==== GIVEN ENTRIES
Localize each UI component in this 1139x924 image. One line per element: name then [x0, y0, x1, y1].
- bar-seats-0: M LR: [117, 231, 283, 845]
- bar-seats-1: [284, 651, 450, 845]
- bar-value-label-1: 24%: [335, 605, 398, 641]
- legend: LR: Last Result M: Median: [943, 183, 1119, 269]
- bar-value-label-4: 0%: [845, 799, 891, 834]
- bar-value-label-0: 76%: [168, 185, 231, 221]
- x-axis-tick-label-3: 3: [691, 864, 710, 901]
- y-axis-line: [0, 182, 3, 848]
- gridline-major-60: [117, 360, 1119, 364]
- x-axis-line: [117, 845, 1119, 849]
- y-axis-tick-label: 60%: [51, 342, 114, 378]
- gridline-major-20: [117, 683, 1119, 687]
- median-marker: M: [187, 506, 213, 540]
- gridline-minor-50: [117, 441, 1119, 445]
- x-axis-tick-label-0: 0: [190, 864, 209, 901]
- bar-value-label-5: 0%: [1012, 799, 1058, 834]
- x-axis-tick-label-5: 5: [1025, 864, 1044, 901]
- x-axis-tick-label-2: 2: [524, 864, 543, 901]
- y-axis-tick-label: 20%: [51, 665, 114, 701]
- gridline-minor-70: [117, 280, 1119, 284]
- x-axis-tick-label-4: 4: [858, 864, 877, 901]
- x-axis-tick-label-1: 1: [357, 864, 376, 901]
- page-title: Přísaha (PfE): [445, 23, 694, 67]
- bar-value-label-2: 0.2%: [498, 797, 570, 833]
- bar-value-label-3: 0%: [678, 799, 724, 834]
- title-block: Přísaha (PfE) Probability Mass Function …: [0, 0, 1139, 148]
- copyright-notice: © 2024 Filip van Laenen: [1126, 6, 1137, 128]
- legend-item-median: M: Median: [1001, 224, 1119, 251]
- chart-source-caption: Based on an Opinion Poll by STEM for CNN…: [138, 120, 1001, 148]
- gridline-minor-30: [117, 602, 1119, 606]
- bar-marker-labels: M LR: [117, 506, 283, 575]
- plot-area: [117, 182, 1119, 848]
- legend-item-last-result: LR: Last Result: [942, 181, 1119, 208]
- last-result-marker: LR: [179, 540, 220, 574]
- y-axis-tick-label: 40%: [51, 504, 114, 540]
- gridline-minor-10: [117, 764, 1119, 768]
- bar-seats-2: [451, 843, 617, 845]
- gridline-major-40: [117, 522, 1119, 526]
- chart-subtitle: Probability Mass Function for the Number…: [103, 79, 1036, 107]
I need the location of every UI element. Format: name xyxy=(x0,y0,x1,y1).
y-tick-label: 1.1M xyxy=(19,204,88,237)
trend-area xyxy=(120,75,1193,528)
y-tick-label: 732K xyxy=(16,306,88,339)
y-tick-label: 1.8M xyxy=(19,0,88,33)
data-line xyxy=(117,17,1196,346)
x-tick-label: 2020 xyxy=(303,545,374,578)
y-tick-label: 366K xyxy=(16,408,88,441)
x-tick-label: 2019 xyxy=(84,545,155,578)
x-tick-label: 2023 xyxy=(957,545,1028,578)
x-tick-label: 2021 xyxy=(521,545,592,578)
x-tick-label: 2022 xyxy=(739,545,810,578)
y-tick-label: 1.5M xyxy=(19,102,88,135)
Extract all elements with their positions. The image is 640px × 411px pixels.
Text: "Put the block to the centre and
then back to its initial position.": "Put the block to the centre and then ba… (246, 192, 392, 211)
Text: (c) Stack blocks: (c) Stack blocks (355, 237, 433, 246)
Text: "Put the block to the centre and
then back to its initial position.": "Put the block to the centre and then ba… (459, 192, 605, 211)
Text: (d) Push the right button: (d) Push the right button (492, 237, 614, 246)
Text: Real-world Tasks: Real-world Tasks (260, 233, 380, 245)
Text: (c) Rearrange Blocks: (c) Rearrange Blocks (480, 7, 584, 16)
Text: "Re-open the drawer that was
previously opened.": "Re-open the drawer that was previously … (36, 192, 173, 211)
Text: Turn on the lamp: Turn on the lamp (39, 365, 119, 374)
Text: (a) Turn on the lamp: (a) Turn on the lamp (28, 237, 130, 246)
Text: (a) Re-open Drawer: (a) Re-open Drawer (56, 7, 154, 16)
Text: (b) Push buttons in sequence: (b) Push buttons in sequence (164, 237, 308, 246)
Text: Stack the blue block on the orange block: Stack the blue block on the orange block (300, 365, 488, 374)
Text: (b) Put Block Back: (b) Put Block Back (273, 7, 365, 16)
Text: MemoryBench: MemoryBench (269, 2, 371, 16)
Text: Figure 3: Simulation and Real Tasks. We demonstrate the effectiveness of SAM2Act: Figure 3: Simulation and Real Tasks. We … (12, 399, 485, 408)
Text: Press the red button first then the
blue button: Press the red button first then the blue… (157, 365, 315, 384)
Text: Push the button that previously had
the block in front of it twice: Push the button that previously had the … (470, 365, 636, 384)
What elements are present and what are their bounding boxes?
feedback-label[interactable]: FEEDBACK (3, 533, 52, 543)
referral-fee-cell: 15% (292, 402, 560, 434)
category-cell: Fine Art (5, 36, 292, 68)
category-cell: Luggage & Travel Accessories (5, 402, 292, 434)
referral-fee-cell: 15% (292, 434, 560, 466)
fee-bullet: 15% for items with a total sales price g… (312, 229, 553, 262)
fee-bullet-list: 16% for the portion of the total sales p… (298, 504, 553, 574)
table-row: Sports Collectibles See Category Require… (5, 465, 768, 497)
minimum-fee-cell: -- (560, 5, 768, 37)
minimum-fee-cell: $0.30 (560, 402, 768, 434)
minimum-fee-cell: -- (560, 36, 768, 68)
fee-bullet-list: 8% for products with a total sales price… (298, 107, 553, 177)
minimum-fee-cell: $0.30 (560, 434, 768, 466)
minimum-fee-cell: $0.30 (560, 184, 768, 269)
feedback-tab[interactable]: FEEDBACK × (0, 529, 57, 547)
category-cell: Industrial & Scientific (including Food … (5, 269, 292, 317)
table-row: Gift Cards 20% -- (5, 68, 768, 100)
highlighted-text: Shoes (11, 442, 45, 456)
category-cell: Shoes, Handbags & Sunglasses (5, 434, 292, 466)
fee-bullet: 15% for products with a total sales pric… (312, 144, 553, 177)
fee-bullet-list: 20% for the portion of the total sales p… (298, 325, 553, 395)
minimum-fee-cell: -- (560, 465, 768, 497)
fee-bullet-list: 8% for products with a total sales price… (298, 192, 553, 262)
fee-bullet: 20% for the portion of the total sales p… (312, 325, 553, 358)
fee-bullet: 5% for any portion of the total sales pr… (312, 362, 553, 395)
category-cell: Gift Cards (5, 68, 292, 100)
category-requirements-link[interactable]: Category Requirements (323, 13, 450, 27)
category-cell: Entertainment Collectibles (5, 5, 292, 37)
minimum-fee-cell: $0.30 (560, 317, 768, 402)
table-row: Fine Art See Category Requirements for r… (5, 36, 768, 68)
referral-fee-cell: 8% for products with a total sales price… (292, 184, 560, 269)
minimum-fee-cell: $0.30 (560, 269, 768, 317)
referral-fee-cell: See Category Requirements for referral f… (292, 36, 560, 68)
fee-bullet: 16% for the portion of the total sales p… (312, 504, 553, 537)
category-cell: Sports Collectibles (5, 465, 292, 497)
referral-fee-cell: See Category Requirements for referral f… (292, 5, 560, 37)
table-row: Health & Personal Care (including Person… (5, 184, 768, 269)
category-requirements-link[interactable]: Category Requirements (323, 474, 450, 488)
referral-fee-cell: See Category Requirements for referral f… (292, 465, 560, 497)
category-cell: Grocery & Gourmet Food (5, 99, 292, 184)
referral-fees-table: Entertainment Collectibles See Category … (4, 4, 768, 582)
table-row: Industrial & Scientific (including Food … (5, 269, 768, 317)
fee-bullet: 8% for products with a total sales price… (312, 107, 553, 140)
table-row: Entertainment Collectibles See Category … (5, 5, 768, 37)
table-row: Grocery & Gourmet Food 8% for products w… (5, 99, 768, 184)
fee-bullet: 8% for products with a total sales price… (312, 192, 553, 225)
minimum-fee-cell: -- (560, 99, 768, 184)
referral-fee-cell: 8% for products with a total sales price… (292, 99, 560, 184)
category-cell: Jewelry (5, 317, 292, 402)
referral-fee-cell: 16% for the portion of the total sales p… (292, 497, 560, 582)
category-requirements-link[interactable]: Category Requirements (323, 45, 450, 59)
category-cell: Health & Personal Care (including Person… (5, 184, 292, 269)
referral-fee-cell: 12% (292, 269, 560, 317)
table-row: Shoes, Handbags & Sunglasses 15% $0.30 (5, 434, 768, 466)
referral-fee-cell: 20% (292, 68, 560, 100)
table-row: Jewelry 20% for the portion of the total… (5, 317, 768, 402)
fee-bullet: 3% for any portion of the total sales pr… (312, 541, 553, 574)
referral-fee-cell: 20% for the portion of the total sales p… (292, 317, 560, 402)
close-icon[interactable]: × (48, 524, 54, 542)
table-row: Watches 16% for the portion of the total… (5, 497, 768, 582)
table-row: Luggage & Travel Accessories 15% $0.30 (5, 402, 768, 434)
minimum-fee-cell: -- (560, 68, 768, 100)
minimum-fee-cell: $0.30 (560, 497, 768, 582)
========
◆ YOUR INSTRUCTIONS ◆
Reproduce the entries word for word, from the very first line up to and including the line that contains "- plot-area: [117, 182, 1119, 848]".

◆ EXERCISE OUTPUT ◆
Localize each UI component in this 1139x924 image. One line per element: name then [x0, y0, x1, y1].
- bar-seats-0: M LR: [117, 231, 283, 845]
- bar-seats-1: [284, 651, 450, 845]
- bar-value-label-1: 24%: [335, 605, 398, 641]
- legend: LR: Last Result M: Median: [943, 183, 1119, 269]
- bar-value-label-4: 0%: [845, 799, 891, 834]
- bar-value-label-0: 76%: [168, 185, 231, 221]
- x-axis-tick-label-3: 3: [691, 864, 710, 901]
- y-axis-line: [0, 182, 3, 848]
- gridline-major-60: [117, 360, 1119, 364]
- x-axis-line: [117, 845, 1119, 849]
- y-axis-tick-label: 60%: [51, 342, 114, 378]
- gridline-major-20: [117, 683, 1119, 687]
- median-marker: M: [187, 506, 213, 540]
- gridline-minor-50: [117, 441, 1119, 445]
- x-axis-tick-label-0: 0: [190, 864, 209, 901]
- bar-value-label-5: 0%: [1012, 799, 1058, 834]
- x-axis-tick-label-5: 5: [1025, 864, 1044, 901]
- x-axis-tick-label-2: 2: [524, 864, 543, 901]
- y-axis-tick-label: 20%: [51, 665, 114, 701]
- gridline-minor-70: [117, 280, 1119, 284]
- x-axis-tick-label-4: 4: [858, 864, 877, 901]
- x-axis-tick-label-1: 1: [357, 864, 376, 901]
- page-title: Přísaha (PfE): [445, 23, 694, 67]
- bar-value-label-2: 0.2%: [498, 797, 570, 833]
- bar-value-label-3: 0%: [678, 799, 724, 834]
- title-block: Přísaha (PfE) Probability Mass Function …: [0, 0, 1139, 148]
- copyright-notice: © 2024 Filip van Laenen: [1126, 6, 1137, 128]
- legend-item-median: M: Median: [1001, 224, 1119, 251]
- chart-source-caption: Based on an Opinion Poll by STEM for CNN…: [138, 120, 1001, 148]
- gridline-minor-30: [117, 602, 1119, 606]
- bar-marker-labels: M LR: [117, 506, 283, 575]
- plot-area: [117, 182, 1119, 848]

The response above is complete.